> **EXERCISE AIM**
What lines of the data include the string "control"? Copy them all.

> **INPUT DATA**
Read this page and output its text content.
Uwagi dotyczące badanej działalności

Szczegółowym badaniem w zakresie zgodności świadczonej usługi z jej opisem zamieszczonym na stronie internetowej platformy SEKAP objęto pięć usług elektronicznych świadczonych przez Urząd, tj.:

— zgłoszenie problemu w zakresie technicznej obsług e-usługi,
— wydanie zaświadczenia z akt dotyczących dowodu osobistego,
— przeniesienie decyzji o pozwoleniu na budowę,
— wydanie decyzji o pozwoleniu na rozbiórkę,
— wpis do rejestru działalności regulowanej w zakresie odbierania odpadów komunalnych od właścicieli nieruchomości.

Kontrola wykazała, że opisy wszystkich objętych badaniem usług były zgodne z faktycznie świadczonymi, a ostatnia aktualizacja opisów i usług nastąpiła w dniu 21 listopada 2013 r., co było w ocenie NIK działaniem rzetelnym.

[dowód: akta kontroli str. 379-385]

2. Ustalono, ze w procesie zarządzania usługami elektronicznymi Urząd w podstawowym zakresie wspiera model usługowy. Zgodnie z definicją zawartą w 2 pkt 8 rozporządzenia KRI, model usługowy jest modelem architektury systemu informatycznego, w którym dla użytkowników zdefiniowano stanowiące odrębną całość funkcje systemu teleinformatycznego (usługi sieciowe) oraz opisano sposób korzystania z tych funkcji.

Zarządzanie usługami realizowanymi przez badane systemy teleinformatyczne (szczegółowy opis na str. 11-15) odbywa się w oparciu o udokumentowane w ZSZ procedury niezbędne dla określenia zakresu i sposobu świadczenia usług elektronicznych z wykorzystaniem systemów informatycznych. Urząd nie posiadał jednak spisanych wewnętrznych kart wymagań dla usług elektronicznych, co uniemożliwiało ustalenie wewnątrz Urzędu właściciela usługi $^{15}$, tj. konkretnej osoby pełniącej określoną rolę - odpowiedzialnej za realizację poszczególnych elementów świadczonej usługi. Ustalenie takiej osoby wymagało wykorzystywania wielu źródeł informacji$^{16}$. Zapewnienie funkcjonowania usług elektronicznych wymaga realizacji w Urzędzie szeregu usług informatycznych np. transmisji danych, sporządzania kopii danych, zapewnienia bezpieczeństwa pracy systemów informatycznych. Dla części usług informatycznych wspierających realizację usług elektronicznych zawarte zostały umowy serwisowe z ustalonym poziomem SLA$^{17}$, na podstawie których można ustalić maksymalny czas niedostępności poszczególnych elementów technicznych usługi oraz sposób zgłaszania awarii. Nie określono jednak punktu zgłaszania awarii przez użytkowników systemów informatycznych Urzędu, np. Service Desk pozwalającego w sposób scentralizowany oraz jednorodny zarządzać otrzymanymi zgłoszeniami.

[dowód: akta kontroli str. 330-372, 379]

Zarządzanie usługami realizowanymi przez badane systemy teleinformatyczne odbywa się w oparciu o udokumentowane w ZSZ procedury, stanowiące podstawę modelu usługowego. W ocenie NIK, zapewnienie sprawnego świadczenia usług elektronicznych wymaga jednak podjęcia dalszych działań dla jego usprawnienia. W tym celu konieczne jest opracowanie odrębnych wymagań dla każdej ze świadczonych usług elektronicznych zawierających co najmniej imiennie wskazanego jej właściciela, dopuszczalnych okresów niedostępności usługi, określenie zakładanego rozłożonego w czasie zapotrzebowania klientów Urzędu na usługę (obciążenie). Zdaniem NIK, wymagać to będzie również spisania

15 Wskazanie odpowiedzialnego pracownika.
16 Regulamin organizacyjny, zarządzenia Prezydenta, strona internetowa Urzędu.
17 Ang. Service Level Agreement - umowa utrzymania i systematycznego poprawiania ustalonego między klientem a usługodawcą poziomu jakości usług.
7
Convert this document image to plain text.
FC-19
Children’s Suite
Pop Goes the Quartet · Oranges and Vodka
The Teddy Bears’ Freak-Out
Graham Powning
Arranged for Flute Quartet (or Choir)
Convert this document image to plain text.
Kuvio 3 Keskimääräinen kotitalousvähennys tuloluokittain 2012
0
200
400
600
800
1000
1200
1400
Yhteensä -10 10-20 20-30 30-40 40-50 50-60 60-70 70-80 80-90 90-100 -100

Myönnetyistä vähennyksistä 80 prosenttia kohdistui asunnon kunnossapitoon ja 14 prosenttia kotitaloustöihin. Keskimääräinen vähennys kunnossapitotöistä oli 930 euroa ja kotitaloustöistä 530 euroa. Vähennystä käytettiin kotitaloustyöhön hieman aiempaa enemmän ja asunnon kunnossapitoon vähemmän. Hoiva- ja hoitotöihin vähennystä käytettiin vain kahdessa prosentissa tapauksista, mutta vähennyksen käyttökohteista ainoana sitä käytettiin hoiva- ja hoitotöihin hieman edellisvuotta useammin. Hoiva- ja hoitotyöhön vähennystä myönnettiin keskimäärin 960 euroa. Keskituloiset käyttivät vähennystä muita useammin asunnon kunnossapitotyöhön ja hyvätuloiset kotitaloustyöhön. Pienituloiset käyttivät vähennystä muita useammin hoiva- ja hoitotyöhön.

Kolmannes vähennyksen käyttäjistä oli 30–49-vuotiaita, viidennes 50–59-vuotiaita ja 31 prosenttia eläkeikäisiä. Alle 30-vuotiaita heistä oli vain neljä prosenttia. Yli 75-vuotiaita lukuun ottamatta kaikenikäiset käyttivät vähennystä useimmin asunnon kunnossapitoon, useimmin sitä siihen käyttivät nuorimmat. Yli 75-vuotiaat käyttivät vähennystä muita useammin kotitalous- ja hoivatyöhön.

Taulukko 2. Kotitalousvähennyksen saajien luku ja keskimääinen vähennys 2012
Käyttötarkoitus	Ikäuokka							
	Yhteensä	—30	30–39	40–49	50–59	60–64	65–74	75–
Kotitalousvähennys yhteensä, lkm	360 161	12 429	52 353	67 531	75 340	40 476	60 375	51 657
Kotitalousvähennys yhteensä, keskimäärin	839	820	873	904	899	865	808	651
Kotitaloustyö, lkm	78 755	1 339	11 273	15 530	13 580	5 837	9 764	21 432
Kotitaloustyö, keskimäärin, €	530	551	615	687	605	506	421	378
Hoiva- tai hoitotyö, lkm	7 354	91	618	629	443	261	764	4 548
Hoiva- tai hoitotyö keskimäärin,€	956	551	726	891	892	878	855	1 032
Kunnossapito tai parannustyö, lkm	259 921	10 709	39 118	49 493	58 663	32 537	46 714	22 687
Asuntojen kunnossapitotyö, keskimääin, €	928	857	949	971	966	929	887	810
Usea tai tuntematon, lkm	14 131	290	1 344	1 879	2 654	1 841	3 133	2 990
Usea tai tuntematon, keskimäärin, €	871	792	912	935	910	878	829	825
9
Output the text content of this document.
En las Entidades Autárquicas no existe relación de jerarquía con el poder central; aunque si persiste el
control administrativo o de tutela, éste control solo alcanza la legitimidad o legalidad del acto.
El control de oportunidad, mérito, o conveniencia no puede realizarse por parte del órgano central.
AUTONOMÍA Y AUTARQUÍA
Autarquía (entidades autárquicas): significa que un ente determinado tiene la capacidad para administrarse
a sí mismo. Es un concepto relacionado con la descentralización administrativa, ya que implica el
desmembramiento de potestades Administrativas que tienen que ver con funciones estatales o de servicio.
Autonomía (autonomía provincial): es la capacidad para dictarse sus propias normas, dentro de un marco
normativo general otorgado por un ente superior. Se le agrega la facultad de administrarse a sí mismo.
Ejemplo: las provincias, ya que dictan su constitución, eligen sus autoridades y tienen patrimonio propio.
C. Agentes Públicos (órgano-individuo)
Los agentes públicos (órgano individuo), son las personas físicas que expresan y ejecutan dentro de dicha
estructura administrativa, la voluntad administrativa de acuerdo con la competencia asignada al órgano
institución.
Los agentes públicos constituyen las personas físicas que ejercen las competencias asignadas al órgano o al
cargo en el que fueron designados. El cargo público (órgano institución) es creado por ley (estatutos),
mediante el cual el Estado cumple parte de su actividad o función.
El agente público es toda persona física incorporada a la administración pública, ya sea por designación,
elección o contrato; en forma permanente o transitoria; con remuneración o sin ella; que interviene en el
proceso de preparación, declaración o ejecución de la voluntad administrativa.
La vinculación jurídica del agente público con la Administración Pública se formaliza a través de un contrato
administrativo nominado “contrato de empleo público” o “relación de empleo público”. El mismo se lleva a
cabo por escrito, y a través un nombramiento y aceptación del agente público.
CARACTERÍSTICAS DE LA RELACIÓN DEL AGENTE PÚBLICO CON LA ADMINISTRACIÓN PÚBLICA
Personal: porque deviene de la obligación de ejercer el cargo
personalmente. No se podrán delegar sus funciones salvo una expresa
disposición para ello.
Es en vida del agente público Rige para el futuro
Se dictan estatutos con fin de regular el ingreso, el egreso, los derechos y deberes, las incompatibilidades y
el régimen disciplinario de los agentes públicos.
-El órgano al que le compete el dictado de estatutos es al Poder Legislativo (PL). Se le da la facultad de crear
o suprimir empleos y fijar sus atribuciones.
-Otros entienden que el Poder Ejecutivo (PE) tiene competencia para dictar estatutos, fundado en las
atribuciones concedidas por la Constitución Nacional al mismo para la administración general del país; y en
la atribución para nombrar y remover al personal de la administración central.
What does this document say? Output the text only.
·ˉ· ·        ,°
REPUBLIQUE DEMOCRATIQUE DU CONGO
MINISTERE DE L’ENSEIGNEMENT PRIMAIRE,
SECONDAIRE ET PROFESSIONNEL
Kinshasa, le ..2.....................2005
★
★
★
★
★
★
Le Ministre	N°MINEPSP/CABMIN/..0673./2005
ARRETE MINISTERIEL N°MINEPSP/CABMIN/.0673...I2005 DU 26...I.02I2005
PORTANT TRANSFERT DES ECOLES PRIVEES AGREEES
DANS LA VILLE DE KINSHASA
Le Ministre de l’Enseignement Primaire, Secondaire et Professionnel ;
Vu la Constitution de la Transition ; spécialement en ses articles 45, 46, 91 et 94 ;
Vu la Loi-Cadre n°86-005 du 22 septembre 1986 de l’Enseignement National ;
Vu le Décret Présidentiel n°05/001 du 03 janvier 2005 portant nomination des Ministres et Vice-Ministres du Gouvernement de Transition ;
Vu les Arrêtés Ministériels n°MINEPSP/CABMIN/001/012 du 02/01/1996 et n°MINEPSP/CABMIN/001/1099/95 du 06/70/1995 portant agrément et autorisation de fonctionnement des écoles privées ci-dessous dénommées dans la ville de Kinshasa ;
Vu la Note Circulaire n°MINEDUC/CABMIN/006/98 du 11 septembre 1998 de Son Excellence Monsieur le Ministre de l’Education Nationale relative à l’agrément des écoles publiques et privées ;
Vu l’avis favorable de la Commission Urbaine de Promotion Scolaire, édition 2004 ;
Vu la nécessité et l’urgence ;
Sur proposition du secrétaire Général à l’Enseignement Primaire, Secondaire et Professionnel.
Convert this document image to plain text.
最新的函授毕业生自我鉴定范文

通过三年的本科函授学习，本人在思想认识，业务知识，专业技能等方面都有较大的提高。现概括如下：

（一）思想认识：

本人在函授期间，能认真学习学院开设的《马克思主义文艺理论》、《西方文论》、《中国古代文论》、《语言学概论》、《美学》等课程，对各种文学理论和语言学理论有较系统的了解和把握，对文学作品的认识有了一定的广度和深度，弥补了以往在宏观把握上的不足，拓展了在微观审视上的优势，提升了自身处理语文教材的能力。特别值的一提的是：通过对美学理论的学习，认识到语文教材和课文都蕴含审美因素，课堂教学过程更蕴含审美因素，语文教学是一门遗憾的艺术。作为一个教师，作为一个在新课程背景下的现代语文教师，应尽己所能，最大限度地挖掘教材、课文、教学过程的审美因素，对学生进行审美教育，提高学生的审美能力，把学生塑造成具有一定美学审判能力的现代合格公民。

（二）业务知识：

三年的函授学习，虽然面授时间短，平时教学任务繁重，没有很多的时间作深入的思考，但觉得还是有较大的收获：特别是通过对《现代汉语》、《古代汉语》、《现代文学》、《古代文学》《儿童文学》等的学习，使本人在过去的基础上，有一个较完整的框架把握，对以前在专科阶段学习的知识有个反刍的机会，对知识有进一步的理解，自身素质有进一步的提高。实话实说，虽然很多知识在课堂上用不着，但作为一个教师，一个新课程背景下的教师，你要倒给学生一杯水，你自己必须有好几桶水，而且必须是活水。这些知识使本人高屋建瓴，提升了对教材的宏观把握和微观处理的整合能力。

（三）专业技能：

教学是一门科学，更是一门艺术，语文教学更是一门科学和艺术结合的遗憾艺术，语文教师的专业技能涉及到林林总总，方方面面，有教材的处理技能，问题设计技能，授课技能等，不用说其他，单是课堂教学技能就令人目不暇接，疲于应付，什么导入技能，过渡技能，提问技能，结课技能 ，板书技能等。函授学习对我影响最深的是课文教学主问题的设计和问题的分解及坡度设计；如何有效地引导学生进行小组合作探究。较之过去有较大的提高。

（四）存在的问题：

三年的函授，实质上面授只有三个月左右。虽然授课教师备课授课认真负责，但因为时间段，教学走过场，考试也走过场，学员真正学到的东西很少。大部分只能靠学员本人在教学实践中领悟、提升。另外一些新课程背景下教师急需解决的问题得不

> **EXERCISE SOLUTION**
control administrativo o de tutela, éste control solo alcanza la legitimidad o legalidad del acto.
El control de oportunidad, mérito, o conveniencia no puede realizarse por parte del órgano central.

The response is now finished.